[Records drawn from a dataset]
- Opening Delimiter -
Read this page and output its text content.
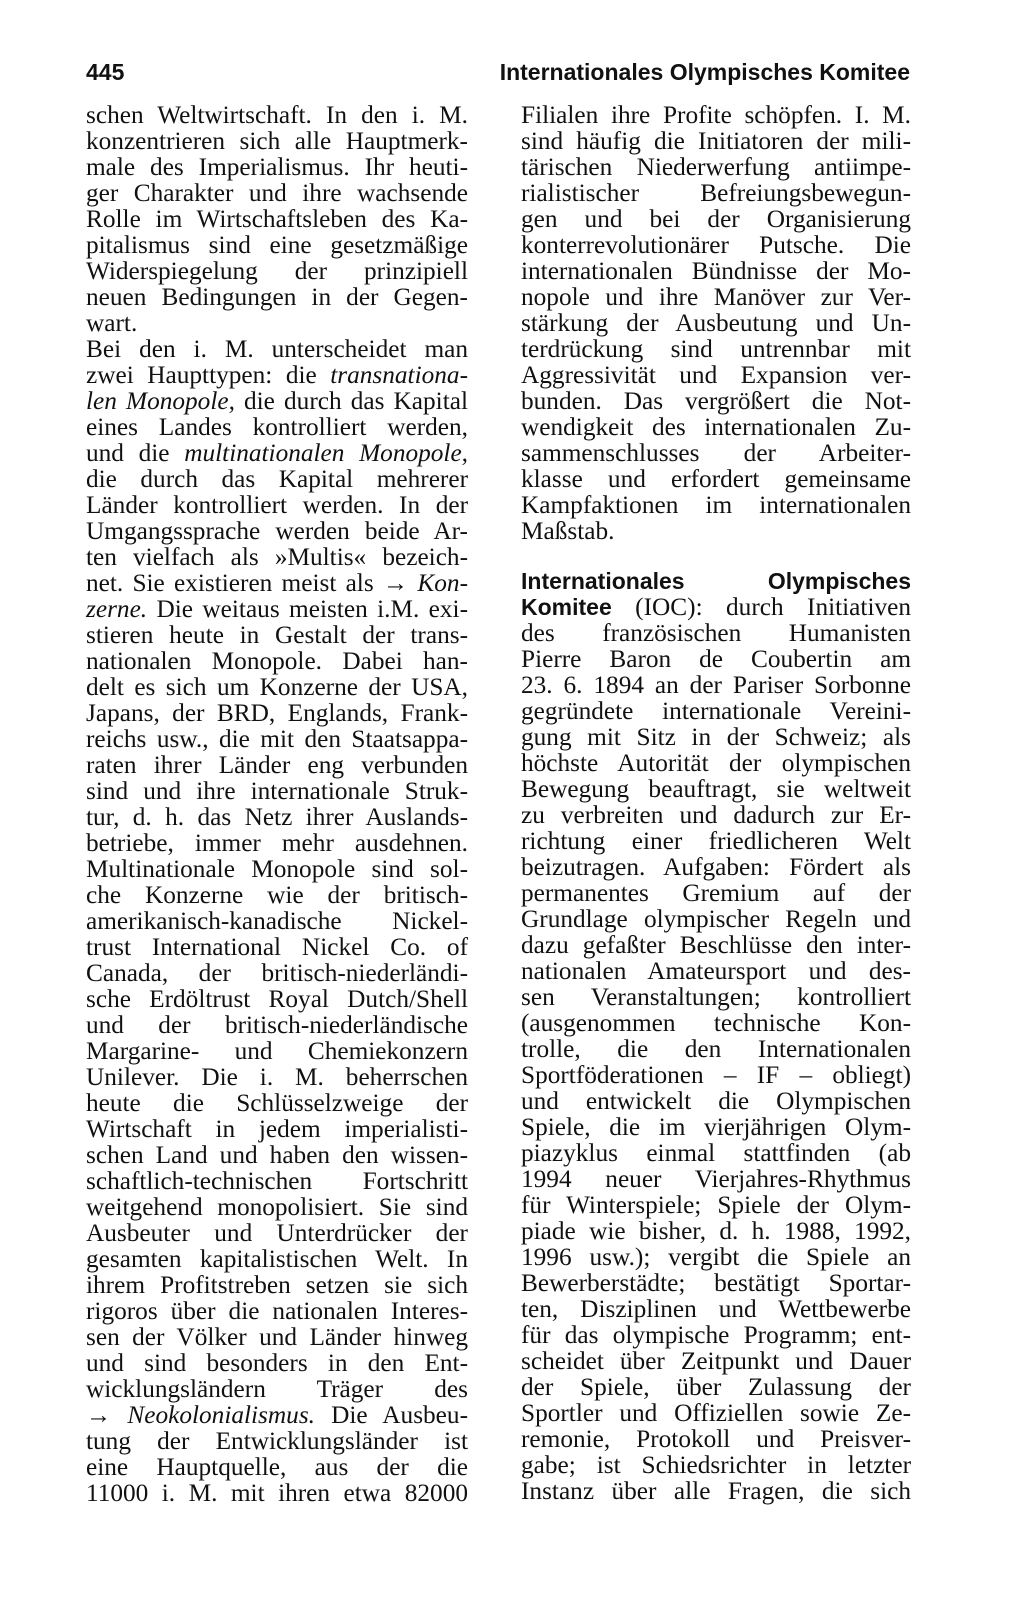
445	Internationales Olympisches Komitee
schen Weltwirtschaft. In den i. M.
konzentrieren sich alle Hauptmerk-
male des Imperialismus. Ihr heuti-
ger Charakter und ihre wachsende
Rolle im Wirtschaftsleben des Ka-
pitalismus sind eine gesetzmäßige
Widerspiegelung der prinzipiell
neuen Bedingungen in der Gegen-
wart.
Bei den i. M. unterscheidet man
zwei Haupttypen: die transnationa-
len Monopole, die durch das Kapital
eines Landes kontrolliert werden,
und die multinationalen Monopole,
die durch das Kapital mehrerer
Länder kontrolliert werden. In der
Umgangssprache werden beide Ar-
ten vielfach als »Multis« bezeich-
net. Sie existieren meist als → Kon-
zerne. Die weitaus meisten i.M. exi-
stieren heute in Gestalt der trans-
nationalen Monopole. Dabei han-
delt es sich um Konzerne der USA,
Japans, der BRD, Englands, Frank-
reichs usw., die mit den Staatsappa-
raten ihrer Länder eng verbunden
sind und ihre internationale Struk-
tur, d. h. das Netz ihrer Auslands-
betriebe, immer mehr ausdehnen.
Multinationale Monopole sind sol-
che Konzerne wie der britisch-
amerikanisch-kanadische Nickel-
trust International Nickel Co. of
Canada, der britisch-niederländi-
sche Erdöltrust Royal Dutch/Shell
und der britisch-niederländische
Margarine- und Chemiekonzern
Unilever. Die i. M. beherrschen
heute die Schlüsselzweige der
Wirtschaft in jedem imperialisti-
schen Land und haben den wissen-
schaftlich-technischen Fortschritt
weitgehend monopolisiert. Sie sind
Ausbeuter und Unterdrücker der
gesamten kapitalistischen Welt. In
ihrem Profitstreben setzen sie sich
rigoros über die nationalen Interes-
sen der Völker und Länder hinweg
und sind besonders in den Ent-
wicklungsländern Träger des
→ Neokolonialismus. Die Ausbeu-
tung der Entwicklungsländer ist
eine Hauptquelle, aus der die
11000 i. M. mit ihren etwa 82000
Filialen ihre Profite schöpfen. I. M.
sind häufig die Initiatoren der mili-
tärischen Niederwerfung antiimpe-
rialistischer Befreiungsbewegun-
gen und bei der Organisierung
konterrevolutionärer Putsche. Die
internationalen Bündnisse der Mo-
nopole und ihre Manöver zur Ver-
stärkung der Ausbeutung und Un-
terdrückung sind untrennbar mit
Aggressivität und Expansion ver-
bunden. Das vergrößert die Not-
wendigkeit des internationalen Zu-
sammenschlusses der Arbeiter-
klasse und erfordert gemeinsame
Kampfaktionen im internationalen
Maßstab.
Internationales Olympisches
Komitee (IOC): durch Initiativen
des französischen Humanisten
Pierre Baron de Coubertin am
23. 6. 1894 an der Pariser Sorbonne
gegründete internationale Vereini-
gung mit Sitz in der Schweiz; als
höchste Autorität der olympischen
Bewegung beauftragt, sie weltweit
zu verbreiten und dadurch zur Er-
richtung einer friedlicheren Welt
beizutragen. Aufgaben: Fördert als
permanentes Gremium auf der
Grundlage olympischer Regeln und
dazu gefaßter Beschlüsse den inter-
nationalen Amateursport und des-
sen Veranstaltungen; kontrolliert
(ausgenommen technische Kon-
trolle, die den Internationalen
Sportföderationen – IF – obliegt)
und entwickelt die Olympischen
Spiele, die im vierjährigen Olym-
piazyklus einmal stattfinden (ab
1994 neuer Vierjahres-Rhythmus
für Winterspiele; Spiele der Olym-
piade wie bisher, d. h. 1988, 1992,
1996 usw.); vergibt die Spiele an
Bewerberstädte; bestätigt Sportar-
ten, Disziplinen und Wettbewerbe
für das olympische Programm; ent-
scheidet über Zeitpunkt und Dauer
der Spiele, über Zulassung der
Sportler und Offiziellen sowie Ze-
remonie, Protokoll und Preisver-
gabe; ist Schiedsrichter in letzter
Instanz über alle Fragen, die sich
- Closing Delimiter -
Without the pictures, retype each line of the records above exactly.

Read this page and output its text content.
445	Internationales Olympisches Komitee
schen Weltwirtschaft. In den i. M.
konzentrieren sich alle Hauptmerk-
male des Imperialismus. Ihr heuti-
ger Charakter und ihre wachsende
Rolle im Wirtschaftsleben des Ka-
pitalismus sind eine gesetzmäßige
Widerspiegelung der prinzipiell
neuen Bedingungen in der Gegen-
wart.
Bei den i. M. unterscheidet man
zwei Haupttypen: die transnationa-
len Monopole, die durch das Kapital
eines Landes kontrolliert werden,
und die multinationalen Monopole,
die durch das Kapital mehrerer
Länder kontrolliert werden. In der
Umgangssprache werden beide Ar-
ten vielfach als »Multis« bezeich-
net. Sie existieren meist als → Kon-
zerne. Die weitaus meisten i.M. exi-
stieren heute in Gestalt der trans-
nationalen Monopole. Dabei han-
delt es sich um Konzerne der USA,
Japans, der BRD, Englands, Frank-
reichs usw., die mit den Staatsappa-
raten ihrer Länder eng verbunden
sind und ihre internationale Struk-
tur, d. h. das Netz ihrer Auslands-
betriebe, immer mehr ausdehnen.
Multinationale Monopole sind sol-
che Konzerne wie der britisch-
amerikanisch-kanadische Nickel-
trust International Nickel Co. of
Canada, der britisch-niederländi-
sche Erdöltrust Royal Dutch/Shell
und der britisch-niederländische
Margarine- und Chemiekonzern
Unilever. Die i. M. beherrschen
heute die Schlüsselzweige der
Wirtschaft in jedem imperialisti-
schen Land und haben den wissen-
schaftlich-technischen Fortschritt
weitgehend monopolisiert. Sie sind
Ausbeuter und Unterdrücker der
gesamten kapitalistischen Welt. In
ihrem Profitstreben setzen sie sich
rigoros über die nationalen Interes-
sen der Völker und Länder hinweg
und sind besonders in den Ent-
wicklungsländern Träger des
→ Neokolonialismus. Die Ausbeu-
tung der Entwicklungsländer ist
eine Hauptquelle, aus der die
11000 i. M. mit ihren etwa 82000
Filialen ihre Profite schöpfen. I. M.
sind häufig die Initiatoren der mili-
tärischen Niederwerfung antiimpe-
rialistischer Befreiungsbewegun-
gen und bei der Organisierung
konterrevolutionärer Putsche. Die
internationalen Bündnisse der Mo-
nopole und ihre Manöver zur Ver-
stärkung der Ausbeutung und Un-
terdrückung sind untrennbar mit
Aggressivität und Expansion ver-
bunden. Das vergrößert die Not-
wendigkeit des internationalen Zu-
sammenschlusses der Arbeiter-
klasse und erfordert gemeinsame
Kampfaktionen im internationalen
Maßstab.
Internationales Olympisches
Komitee (IOC): durch Initiativen
des französischen Humanisten
Pierre Baron de Coubertin am
23. 6. 1894 an der Pariser Sorbonne
gegründete internationale Vereini-
gung mit Sitz in der Schweiz; als
höchste Autorität der olympischen
Bewegung beauftragt, sie weltweit
zu verbreiten und dadurch zur Er-
richtung einer friedlicheren Welt
beizutragen. Aufgaben: Fördert als
permanentes Gremium auf der
Grundlage olympischer Regeln und
dazu gefaßter Beschlüsse den inter-
nationalen Amateursport und des-
sen Veranstaltungen; kontrolliert
(ausgenommen technische Kon-
trolle, die den Internationalen
Sportföderationen – IF – obliegt)
und entwickelt die Olympischen
Spiele, die im vierjährigen Olym-
piazyklus einmal stattfinden (ab
1994 neuer Vierjahres-Rhythmus
für Winterspiele; Spiele der Olym-
piade wie bisher, d. h. 1988, 1992,
1996 usw.); vergibt die Spiele an
Bewerberstädte; bestätigt Sportar-
ten, Disziplinen und Wettbewerbe
für das olympische Programm; ent-
scheidet über Zeitpunkt und Dauer
der Spiele, über Zulassung der
Sportler und Offiziellen sowie Ze-
remonie, Protokoll und Preisver-
gabe; ist Schiedsrichter in letzter
Instanz über alle Fragen, die sich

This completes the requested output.